**Problem details:** Leave out any picture and return the remaining listing below exactly as given.

--------------------------------

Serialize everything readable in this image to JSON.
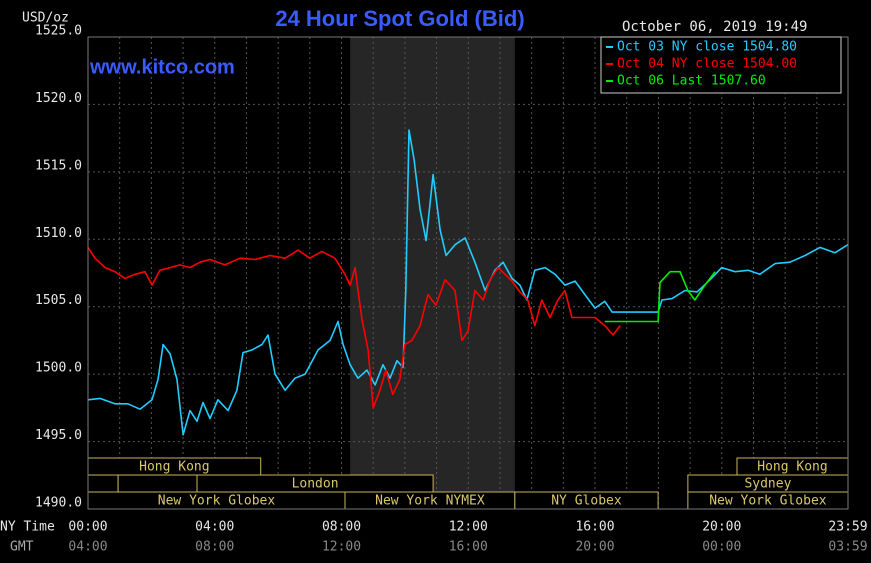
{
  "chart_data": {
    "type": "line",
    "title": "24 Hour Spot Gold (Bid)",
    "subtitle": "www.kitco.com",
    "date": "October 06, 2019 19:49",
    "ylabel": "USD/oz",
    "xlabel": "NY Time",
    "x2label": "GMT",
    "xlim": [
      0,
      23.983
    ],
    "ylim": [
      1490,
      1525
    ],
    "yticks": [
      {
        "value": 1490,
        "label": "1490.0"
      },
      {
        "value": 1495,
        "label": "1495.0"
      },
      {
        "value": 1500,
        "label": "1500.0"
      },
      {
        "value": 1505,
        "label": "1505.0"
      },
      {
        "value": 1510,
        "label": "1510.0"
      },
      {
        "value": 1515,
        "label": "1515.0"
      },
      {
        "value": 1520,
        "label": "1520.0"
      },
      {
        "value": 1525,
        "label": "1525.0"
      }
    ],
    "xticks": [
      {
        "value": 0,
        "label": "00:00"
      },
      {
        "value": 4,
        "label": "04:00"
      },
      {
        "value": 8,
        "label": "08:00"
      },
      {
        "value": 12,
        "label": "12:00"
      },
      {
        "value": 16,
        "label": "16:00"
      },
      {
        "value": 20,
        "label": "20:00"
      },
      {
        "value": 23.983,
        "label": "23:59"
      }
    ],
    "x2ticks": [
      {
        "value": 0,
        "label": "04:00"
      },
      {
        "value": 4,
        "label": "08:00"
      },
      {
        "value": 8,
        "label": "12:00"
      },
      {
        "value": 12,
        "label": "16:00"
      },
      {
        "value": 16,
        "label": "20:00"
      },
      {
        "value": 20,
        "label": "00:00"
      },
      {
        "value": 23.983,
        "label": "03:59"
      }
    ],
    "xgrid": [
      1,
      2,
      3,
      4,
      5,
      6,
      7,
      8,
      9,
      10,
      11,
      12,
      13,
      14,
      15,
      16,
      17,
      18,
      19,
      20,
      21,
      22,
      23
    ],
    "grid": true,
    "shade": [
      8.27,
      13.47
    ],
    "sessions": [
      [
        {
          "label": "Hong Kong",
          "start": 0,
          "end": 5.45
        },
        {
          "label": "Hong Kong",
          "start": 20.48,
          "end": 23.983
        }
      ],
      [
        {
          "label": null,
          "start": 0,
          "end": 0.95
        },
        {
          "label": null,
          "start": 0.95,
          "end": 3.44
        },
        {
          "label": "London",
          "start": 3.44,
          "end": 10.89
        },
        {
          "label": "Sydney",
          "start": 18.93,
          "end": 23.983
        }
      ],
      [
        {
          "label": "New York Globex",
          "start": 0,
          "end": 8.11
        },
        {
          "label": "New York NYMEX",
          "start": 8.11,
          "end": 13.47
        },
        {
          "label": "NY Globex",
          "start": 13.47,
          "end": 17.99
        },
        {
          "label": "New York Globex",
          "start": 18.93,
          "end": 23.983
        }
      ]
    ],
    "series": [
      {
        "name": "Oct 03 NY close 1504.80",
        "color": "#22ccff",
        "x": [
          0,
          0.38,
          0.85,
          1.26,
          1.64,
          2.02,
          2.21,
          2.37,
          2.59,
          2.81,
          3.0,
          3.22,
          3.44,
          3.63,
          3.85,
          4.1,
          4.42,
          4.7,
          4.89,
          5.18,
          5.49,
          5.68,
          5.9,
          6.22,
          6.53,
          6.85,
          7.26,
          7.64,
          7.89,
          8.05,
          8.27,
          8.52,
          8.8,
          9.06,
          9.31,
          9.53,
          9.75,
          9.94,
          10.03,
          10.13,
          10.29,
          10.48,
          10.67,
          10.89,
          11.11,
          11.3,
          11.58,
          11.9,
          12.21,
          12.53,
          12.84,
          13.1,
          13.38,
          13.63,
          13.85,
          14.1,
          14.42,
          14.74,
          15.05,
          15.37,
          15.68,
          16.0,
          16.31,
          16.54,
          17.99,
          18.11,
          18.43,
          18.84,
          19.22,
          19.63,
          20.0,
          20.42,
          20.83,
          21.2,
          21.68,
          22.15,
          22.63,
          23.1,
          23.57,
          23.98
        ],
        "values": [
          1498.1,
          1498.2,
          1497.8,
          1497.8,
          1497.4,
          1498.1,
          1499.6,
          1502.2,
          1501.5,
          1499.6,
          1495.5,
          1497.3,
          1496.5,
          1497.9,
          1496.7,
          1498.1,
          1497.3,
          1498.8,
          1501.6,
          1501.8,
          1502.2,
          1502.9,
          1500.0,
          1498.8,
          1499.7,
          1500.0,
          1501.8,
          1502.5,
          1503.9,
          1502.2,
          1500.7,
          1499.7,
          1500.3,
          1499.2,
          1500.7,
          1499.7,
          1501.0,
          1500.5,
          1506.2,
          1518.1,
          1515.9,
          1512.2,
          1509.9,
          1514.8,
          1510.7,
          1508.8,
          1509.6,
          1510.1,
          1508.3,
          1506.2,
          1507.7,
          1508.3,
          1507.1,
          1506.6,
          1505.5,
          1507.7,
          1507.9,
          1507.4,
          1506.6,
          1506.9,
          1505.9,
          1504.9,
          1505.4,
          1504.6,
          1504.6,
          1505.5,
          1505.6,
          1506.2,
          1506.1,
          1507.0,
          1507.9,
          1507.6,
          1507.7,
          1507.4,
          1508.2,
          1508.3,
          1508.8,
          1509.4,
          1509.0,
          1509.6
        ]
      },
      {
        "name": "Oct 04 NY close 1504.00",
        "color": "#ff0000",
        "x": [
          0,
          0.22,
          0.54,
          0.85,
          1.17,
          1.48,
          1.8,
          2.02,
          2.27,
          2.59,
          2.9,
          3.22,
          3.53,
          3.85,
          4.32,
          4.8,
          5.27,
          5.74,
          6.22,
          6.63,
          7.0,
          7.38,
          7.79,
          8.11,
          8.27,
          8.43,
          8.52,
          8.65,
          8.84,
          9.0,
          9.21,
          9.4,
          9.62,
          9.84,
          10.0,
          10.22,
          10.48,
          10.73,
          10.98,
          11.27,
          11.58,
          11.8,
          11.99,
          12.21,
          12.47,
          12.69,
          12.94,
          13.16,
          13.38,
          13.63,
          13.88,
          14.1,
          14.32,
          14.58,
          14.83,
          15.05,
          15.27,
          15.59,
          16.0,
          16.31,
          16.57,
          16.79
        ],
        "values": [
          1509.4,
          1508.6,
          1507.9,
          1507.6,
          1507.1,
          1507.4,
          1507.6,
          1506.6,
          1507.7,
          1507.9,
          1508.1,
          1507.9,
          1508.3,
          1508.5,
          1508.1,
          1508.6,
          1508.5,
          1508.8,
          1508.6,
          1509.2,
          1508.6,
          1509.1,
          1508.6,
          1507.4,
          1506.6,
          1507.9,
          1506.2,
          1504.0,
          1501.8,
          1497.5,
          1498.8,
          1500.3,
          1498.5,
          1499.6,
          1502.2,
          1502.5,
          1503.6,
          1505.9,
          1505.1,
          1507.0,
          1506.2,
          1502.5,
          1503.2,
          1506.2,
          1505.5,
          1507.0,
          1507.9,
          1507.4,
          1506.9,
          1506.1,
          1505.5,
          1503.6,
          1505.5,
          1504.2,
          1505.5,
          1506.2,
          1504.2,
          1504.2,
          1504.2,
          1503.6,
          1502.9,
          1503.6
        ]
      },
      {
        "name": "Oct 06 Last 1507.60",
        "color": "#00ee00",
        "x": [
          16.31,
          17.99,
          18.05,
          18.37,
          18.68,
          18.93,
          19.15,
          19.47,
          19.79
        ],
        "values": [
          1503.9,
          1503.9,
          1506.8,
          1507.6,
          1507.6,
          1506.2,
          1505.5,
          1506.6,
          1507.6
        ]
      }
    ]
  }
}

--------------------------------

**The response:**
Serialize everything readable in this image to JSON.
{
  "chart_data": {
    "type": "line",
    "title": "24 Hour Spot Gold (Bid)",
    "subtitle": "www.kitco.com",
    "date": "October 06, 2019 19:49",
    "ylabel": "USD/oz",
    "xlabel": "NY Time",
    "x2label": "GMT",
    "xlim": [
      0,
      23.983
    ],
    "ylim": [
      1490,
      1525
    ],
    "yticks": [
      {
        "value": 1490,
        "label": "1490.0"
      },
      {
        "value": 1495,
        "label": "1495.0"
      },
      {
        "value": 1500,
        "label": "1500.0"
      },
      {
        "value": 1505,
        "label": "1505.0"
      },
      {
        "value": 1510,
        "label": "1510.0"
      },
      {
        "value": 1515,
        "label": "1515.0"
      },
      {
        "value": 1520,
        "label": "1520.0"
      },
      {
        "value": 1525,
        "label": "1525.0"
      }
    ],
    "xticks": [
      {
        "value": 0,
        "label": "00:00"
      },
      {
        "value": 4,
        "label": "04:00"
      },
      {
        "value": 8,
        "label": "08:00"
      },
      {
        "value": 12,
        "label": "12:00"
      },
      {
        "value": 16,
        "label": "16:00"
      },
      {
        "value": 20,
        "label": "20:00"
      },
      {
        "value": 23.983,
        "label": "23:59"
      }
    ],
    "x2ticks": [
      {
        "value": 0,
        "label": "04:00"
      },
      {
        "value": 4,
        "label": "08:00"
      },
      {
        "value": 8,
        "label": "12:00"
      },
      {
        "value": 12,
        "label": "16:00"
      },
      {
        "value": 16,
        "label": "20:00"
      },
      {
        "value": 20,
        "label": "00:00"
      },
      {
        "value": 23.983,
        "label": "03:59"
      }
    ],
    "xgrid": [
      1,
      2,
      3,
      4,
      5,
      6,
      7,
      8,
      9,
      10,
      11,
      12,
      13,
      14,
      15,
      16,
      17,
      18,
      19,
      20,
      21,
      22,
      23
    ],
    "grid": true,
    "shade": [
      8.27,
      13.47
    ],
    "sessions": [
      [
        {
          "label": "Hong Kong",
          "start": 0,
          "end": 5.45
        },
        {
          "label": "Hong Kong",
          "start": 20.48,
          "end": 23.983
        }
      ],
      [
        {
          "label": null,
          "start": 0,
          "end": 0.95
        },
        {
          "label": null,
          "start": 0.95,
          "end": 3.44
        },
        {
          "label": "London",
          "start": 3.44,
          "end": 10.89
        },
        {
          "label": "Sydney",
          "start": 18.93,
          "end": 23.983
        }
      ],
      [
        {
          "label": "New York Globex",
          "start": 0,
          "end": 8.11
        },
        {
          "label": "New York NYMEX",
          "start": 8.11,
          "end": 13.47
        },
        {
          "label": "NY Globex",
          "start": 13.47,
          "end": 17.99
        },
        {
          "label": "New York Globex",
          "start": 18.93,
          "end": 23.983
        }
      ]
    ],
    "series": [
      {
        "name": "Oct 03 NY close 1504.80",
        "color": "#22ccff",
        "x": [
          0,
          0.38,
          0.85,
          1.26,
          1.64,
          2.02,
          2.21,
          2.37,
          2.59,
          2.81,
          3.0,
          3.22,
          3.44,
          3.63,
          3.85,
          4.1,
          4.42,
          4.7,
          4.89,
          5.18,
          5.49,
          5.68,
          5.9,
          6.22,
          6.53,
          6.85,
          7.26,
          7.64,
          7.89,
          8.05,
          8.27,
          8.52,
          8.8,
          9.06,
          9.31,
          9.53,
          9.75,
          9.94,
          10.03,
          10.13,
          10.29,
          10.48,
          10.67,
          10.89,
          11.11,
          11.3,
          11.58,
          11.9,
          12.21,
          12.53,
          12.84,
          13.1,
          13.38,
          13.63,
          13.85,
          14.1,
          14.42,
          14.74,
          15.05,
          15.37,
          15.68,
          16.0,
          16.31,
          16.54,
          17.99,
          18.11,
          18.43,
          18.84,
          19.22,
          19.63,
          20.0,
          20.42,
          20.83,
          21.2,
          21.68,
          22.15,
          22.63,
          23.1,
          23.57,
          23.98
        ],
        "values": [
          1498.1,
          1498.2,
          1497.8,
          1497.8,
          1497.4,
          1498.1,
          1499.6,
          1502.2,
          1501.5,
          1499.6,
          1495.5,
          1497.3,
          1496.5,
          1497.9,
          1496.7,
          1498.1,
          1497.3,
          1498.8,
          1501.6,
          1501.8,
          1502.2,
          1502.9,
          1500.0,
          1498.8,
          1499.7,
          1500.0,
          1501.8,
          1502.5,
          1503.9,
          1502.2,
          1500.7,
          1499.7,
          1500.3,
          1499.2,
          1500.7,
          1499.7,
          1501.0,
          1500.5,
          1506.2,
          1518.1,
          1515.9,
          1512.2,
          1509.9,
          1514.8,
          1510.7,
          1508.8,
          1509.6,
          1510.1,
          1508.3,
          1506.2,
          1507.7,
          1508.3,
          1507.1,
          1506.6,
          1505.5,
          1507.7,
          1507.9,
          1507.4,
          1506.6,
          1506.9,
          1505.9,
          1504.9,
          1505.4,
          1504.6,
          1504.6,
          1505.5,
          1505.6,
          1506.2,
          1506.1,
          1507.0,
          1507.9,
          1507.6,
          1507.7,
          1507.4,
          1508.2,
          1508.3,
          1508.8,
          1509.4,
          1509.0,
          1509.6
        ]
      },
      {
        "name": "Oct 04 NY close 1504.00",
        "color": "#ff0000",
        "x": [
          0,
          0.22,
          0.54,
          0.85,
          1.17,
          1.48,
          1.8,
          2.02,
          2.27,
          2.59,
          2.9,
          3.22,
          3.53,
          3.85,
          4.32,
          4.8,
          5.27,
          5.74,
          6.22,
          6.63,
          7.0,
          7.38,
          7.79,
          8.11,
          8.27,
          8.43,
          8.52,
          8.65,
          8.84,
          9.0,
          9.21,
          9.4,
          9.62,
          9.84,
          10.0,
          10.22,
          10.48,
          10.73,
          10.98,
          11.27,
          11.58,
          11.8,
          11.99,
          12.21,
          12.47,
          12.69,
          12.94,
          13.16,
          13.38,
          13.63,
          13.88,
          14.1,
          14.32,
          14.58,
          14.83,
          15.05,
          15.27,
          15.59,
          16.0,
          16.31,
          16.57,
          16.79
        ],
        "values": [
          1509.4,
          1508.6,
          1507.9,
          1507.6,
          1507.1,
          1507.4,
          1507.6,
          1506.6,
          1507.7,
          1507.9,
          1508.1,
          1507.9,
          1508.3,
          1508.5,
          1508.1,
          1508.6,
          1508.5,
          1508.8,
          1508.6,
          1509.2,
          1508.6,
          1509.1,
          1508.6,
          1507.4,
          1506.6,
          1507.9,
          1506.2,
          1504.0,
          1501.8,
          1497.5,
          1498.8,
          1500.3,
          1498.5,
          1499.6,
          1502.2,
          1502.5,
          1503.6,
          1505.9,
          1505.1,
          1507.0,
          1506.2,
          1502.5,
          1503.2,
          1506.2,
          1505.5,
          1507.0,
          1507.9,
          1507.4,
          1506.9,
          1506.1,
          1505.5,
          1503.6,
          1505.5,
          1504.2,
          1505.5,
          1506.2,
          1504.2,
          1504.2,
          1504.2,
          1503.6,
          1502.9,
          1503.6
        ]
      },
      {
        "name": "Oct 06 Last 1507.60",
        "color": "#00ee00",
        "x": [
          16.31,
          17.99,
          18.05,
          18.37,
          18.68,
          18.93,
          19.15,
          19.47,
          19.79
        ],
        "values": [
          1503.9,
          1503.9,
          1506.8,
          1507.6,
          1507.6,
          1506.2,
          1505.5,
          1506.6,
          1507.6
        ]
      }
    ]
  }
}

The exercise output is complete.